What you need to do => Would you set down every entry shown below, precisely as written?

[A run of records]

** begin **

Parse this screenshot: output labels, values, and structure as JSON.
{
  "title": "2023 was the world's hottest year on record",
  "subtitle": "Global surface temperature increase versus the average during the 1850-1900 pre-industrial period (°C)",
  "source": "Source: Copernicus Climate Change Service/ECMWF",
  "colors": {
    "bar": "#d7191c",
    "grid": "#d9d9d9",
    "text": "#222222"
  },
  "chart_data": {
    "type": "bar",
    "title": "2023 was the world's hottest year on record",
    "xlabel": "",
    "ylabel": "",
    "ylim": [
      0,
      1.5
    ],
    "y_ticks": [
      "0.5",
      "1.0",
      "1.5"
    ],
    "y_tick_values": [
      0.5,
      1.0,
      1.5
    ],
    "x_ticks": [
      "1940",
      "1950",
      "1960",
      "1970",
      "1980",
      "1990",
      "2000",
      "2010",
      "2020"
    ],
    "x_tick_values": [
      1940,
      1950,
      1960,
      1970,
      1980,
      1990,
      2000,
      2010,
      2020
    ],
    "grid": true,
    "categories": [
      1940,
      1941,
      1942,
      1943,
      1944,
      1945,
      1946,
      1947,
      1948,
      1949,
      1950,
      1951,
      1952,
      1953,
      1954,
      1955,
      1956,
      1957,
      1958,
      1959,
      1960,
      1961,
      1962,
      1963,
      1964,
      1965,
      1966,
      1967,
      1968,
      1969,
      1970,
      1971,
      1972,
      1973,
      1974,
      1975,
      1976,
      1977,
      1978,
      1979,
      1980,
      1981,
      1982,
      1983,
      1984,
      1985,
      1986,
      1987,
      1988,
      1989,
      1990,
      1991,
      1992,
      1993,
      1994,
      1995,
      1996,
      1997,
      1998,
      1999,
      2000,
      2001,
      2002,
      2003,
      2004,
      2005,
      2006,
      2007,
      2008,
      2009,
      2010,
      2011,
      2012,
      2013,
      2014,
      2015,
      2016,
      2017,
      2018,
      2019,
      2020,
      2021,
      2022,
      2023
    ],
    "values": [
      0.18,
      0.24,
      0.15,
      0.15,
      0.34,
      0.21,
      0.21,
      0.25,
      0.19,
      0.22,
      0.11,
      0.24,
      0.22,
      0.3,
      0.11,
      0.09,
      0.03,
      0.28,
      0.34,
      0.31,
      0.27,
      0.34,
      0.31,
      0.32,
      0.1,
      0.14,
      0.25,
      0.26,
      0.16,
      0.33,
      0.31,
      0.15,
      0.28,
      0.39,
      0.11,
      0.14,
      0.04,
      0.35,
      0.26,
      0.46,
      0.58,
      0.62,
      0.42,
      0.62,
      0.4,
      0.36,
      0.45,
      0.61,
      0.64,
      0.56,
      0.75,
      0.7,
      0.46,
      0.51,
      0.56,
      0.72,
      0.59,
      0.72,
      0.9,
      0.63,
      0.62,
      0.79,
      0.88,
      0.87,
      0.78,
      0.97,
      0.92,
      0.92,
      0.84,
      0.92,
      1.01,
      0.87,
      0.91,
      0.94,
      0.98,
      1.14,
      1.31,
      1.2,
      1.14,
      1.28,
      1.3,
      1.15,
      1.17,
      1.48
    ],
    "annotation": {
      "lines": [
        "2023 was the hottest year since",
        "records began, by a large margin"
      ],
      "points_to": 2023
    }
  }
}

** end **

Solution =>
Parse this screenshot: output labels, values, and structure as JSON.
{
  "title": "2023 was the world's hottest year on record",
  "subtitle": "Global surface temperature increase versus the average during the 1850-1900 pre-industrial period (°C)",
  "source": "Source: Copernicus Climate Change Service/ECMWF",
  "colors": {
    "bar": "#d7191c",
    "grid": "#d9d9d9",
    "text": "#222222"
  },
  "chart_data": {
    "type": "bar",
    "title": "2023 was the world's hottest year on record",
    "xlabel": "",
    "ylabel": "",
    "ylim": [
      0,
      1.5
    ],
    "y_ticks": [
      "0.5",
      "1.0",
      "1.5"
    ],
    "y_tick_values": [
      0.5,
      1.0,
      1.5
    ],
    "x_ticks": [
      "1940",
      "1950",
      "1960",
      "1970",
      "1980",
      "1990",
      "2000",
      "2010",
      "2020"
    ],
    "x_tick_values": [
      1940,
      1950,
      1960,
      1970,
      1980,
      1990,
      2000,
      2010,
      2020
    ],
    "grid": true,
    "categories": [
      1940,
      1941,
      1942,
      1943,
      1944,
      1945,
      1946,
      1947,
      1948,
      1949,
      1950,
      1951,
      1952,
      1953,
      1954,
      1955,
      1956,
      1957,
      1958,
      1959,
      1960,
      1961,
      1962,
      1963,
      1964,
      1965,
      1966,
      1967,
      1968,
      1969,
      1970,
      1971,
      1972,
      1973,
      1974,
      1975,
      1976,
      1977,
      1978,
      1979,
      1980,
      1981,
      1982,
      1983,
      1984,
      1985,
      1986,
      1987,
      1988,
      1989,
      1990,
      1991,
      1992,
      1993,
      1994,
      1995,
      1996,
      1997,
      1998,
      1999,
      2000,
      2001,
      2002,
      2003,
      2004,
      2005,
      2006,
      2007,
      2008,
      2009,
      2010,
      2011,
      2012,
      2013,
      2014,
      2015,
      2016,
      2017,
      2018,
      2019,
      2020,
      2021,
      2022,
      2023
    ],
    "values": [
      0.18,
      0.24,
      0.15,
      0.15,
      0.34,
      0.21,
      0.21,
      0.25,
      0.19,
      0.22,
      0.11,
      0.24,
      0.22,
      0.3,
      0.11,
      0.09,
      0.03,
      0.28,
      0.34,
      0.31,
      0.27,
      0.34,
      0.31,
      0.32,
      0.1,
      0.14,
      0.25,
      0.26,
      0.16,
      0.33,
      0.31,
      0.15,
      0.28,
      0.39,
      0.11,
      0.14,
      0.04,
      0.35,
      0.26,
      0.46,
      0.58,
      0.62,
      0.42,
      0.62,
      0.4,
      0.36,
      0.45,
      0.61,
      0.64,
      0.56,
      0.75,
      0.7,
      0.46,
      0.51,
      0.56,
      0.72,
      0.59,
      0.72,
      0.9,
      0.63,
      0.62,
      0.79,
      0.88,
      0.87,
      0.78,
      0.97,
      0.92,
      0.92,
      0.84,
      0.92,
      1.01,
      0.87,
      0.91,
      0.94,
      0.98,
      1.14,
      1.31,
      1.2,
      1.14,
      1.28,
      1.3,
      1.15,
      1.17,
      1.48
    ],
    "annotation": {
      "lines": [
        "2023 was the hottest year since",
        "records began, by a large margin"
      ],
      "points_to": 2023
    }
  }
}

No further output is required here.